> [PROBLEM STATEMENT]: State how many lines contain the string "this", and write nothing else.

▶

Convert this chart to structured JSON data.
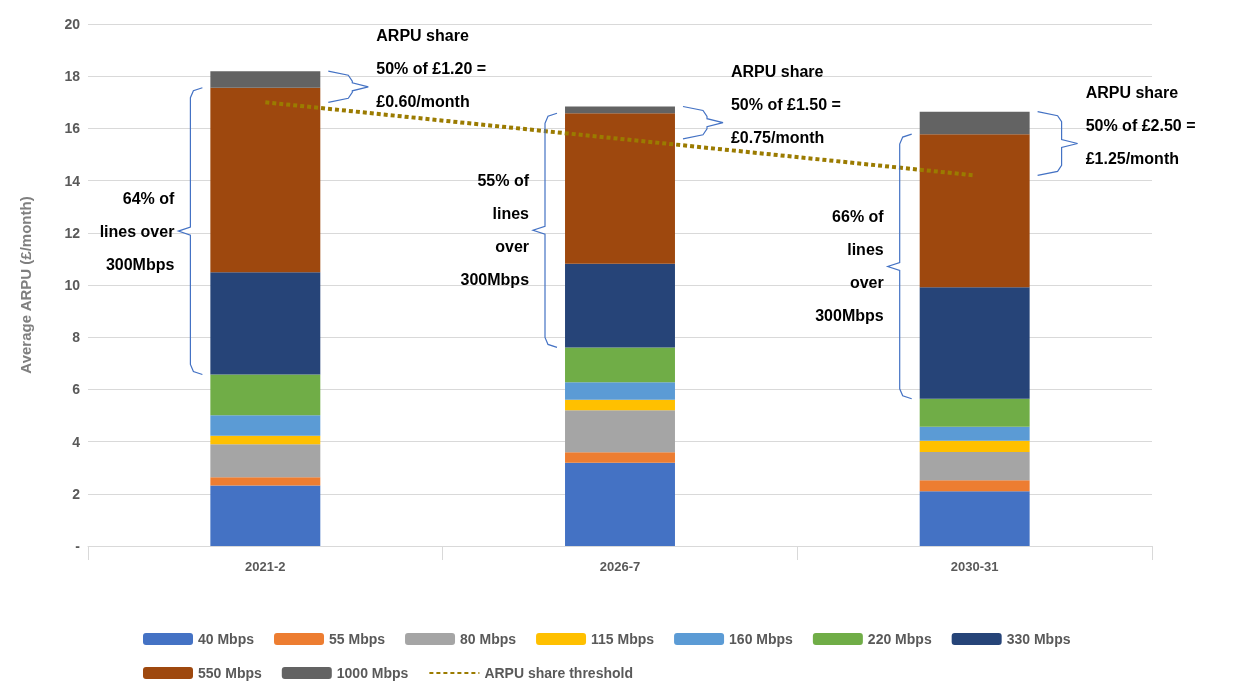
{
  "chart_data": {
    "type": "bar",
    "stacked": true,
    "ylabel": "Average ARPU (£/month)",
    "categories": [
      "2021-2",
      "2026-7",
      "2030-31"
    ],
    "ylim": [
      0,
      20
    ],
    "yticks": [
      {
        "value": 0,
        "label": "-"
      },
      2,
      4,
      6,
      8,
      10,
      12,
      14,
      16,
      18,
      20
    ],
    "grid": "y",
    "legend": "bottom",
    "series": [
      {
        "name": "40 Mbps",
        "color": "#4472c4",
        "values": [
          2.32,
          3.19,
          2.1
        ]
      },
      {
        "name": "55 Mbps",
        "color": "#ed7d31",
        "values": [
          0.31,
          0.4,
          0.42
        ]
      },
      {
        "name": "80 Mbps",
        "color": "#a5a5a5",
        "values": [
          1.27,
          1.61,
          1.08
        ]
      },
      {
        "name": "115 Mbps",
        "color": "#ffc000",
        "values": [
          0.32,
          0.4,
          0.43
        ]
      },
      {
        "name": "160 Mbps",
        "color": "#5b9bd5",
        "values": [
          0.79,
          0.67,
          0.54
        ]
      },
      {
        "name": "220 Mbps",
        "color": "#70ad47",
        "values": [
          1.56,
          1.34,
          1.07
        ]
      },
      {
        "name": "330 Mbps",
        "color": "#264478",
        "values": [
          3.92,
          3.2,
          4.27
        ]
      },
      {
        "name": "550 Mbps",
        "color": "#9e480e",
        "values": [
          7.07,
          5.77,
          5.87
        ]
      },
      {
        "name": "1000 Mbps",
        "color": "#636363",
        "values": [
          0.63,
          0.26,
          0.86
        ]
      },
      {
        "name": "ARPU share threshold",
        "type": "line",
        "line_style": "dashed",
        "color": "#9b7b00",
        "values": [
          17.0,
          15.6,
          14.2
        ]
      }
    ],
    "annotations": [
      "64% of\nlines over\n300Mbps",
      "ARPU share\n50% of £1.20 =\n£0.60/month",
      "55% of\nlines\nover\n300Mbps",
      "ARPU share\n50% of £1.50 =\n£0.75/month",
      "66% of\nlines\nover\n300Mbps",
      "ARPU share\n50% of £2.50 =\n£1.25/month"
    ]
  }
}
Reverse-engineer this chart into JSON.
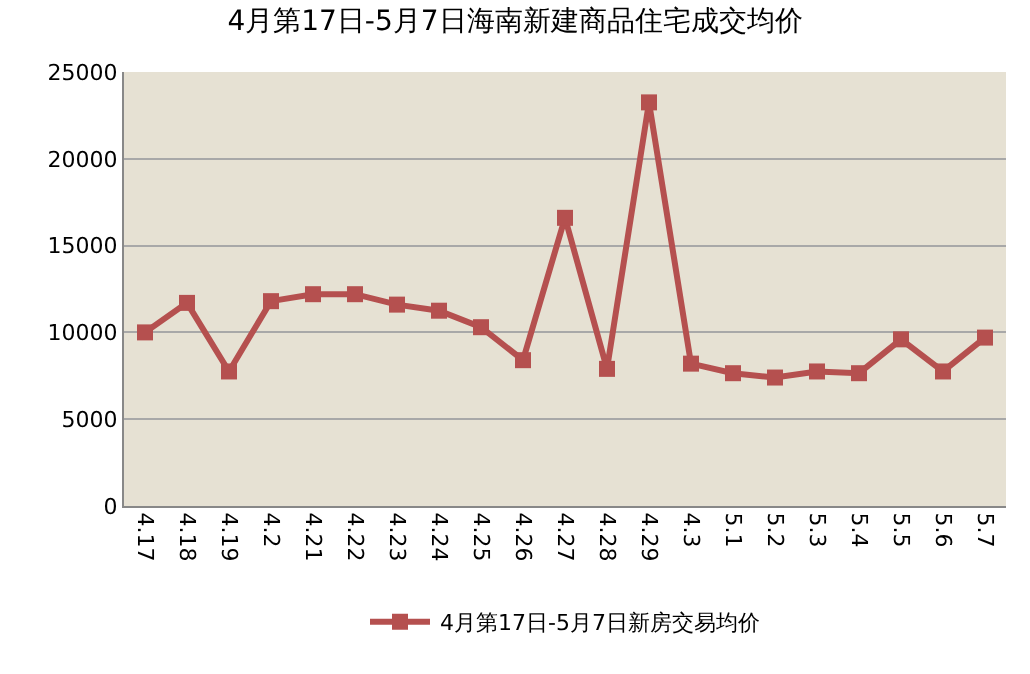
{
  "chart_data": {
    "type": "line",
    "title": "4月第17日-5月7日海南新建商品住宅成交均价",
    "categories": [
      "4.17",
      "4.18",
      "4.19",
      "4.2",
      "4.21",
      "4.22",
      "4.23",
      "4.24",
      "4.25",
      "4.26",
      "4.27",
      "4.28",
      "4.29",
      "4.3",
      "5.1",
      "5.2",
      "5.3",
      "5.4",
      "5.5",
      "5.6",
      "5.7"
    ],
    "series": [
      {
        "name": "4月第17日-5月7日新房交易均价",
        "color": "#b5504f",
        "values": [
          10000,
          11700,
          7750,
          11800,
          12200,
          12200,
          11600,
          11250,
          10300,
          8400,
          16600,
          7900,
          23250,
          8200,
          7650,
          7400,
          7750,
          7650,
          9600,
          7750,
          9700
        ]
      }
    ],
    "ylim": [
      0,
      25000
    ],
    "yticks": [
      0,
      5000,
      10000,
      15000,
      20000,
      25000
    ],
    "grid": "y",
    "legend": "bottom",
    "marker": "square",
    "line_style": "solid"
  }
}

◀

> [EXERCISE ANSWER]: 2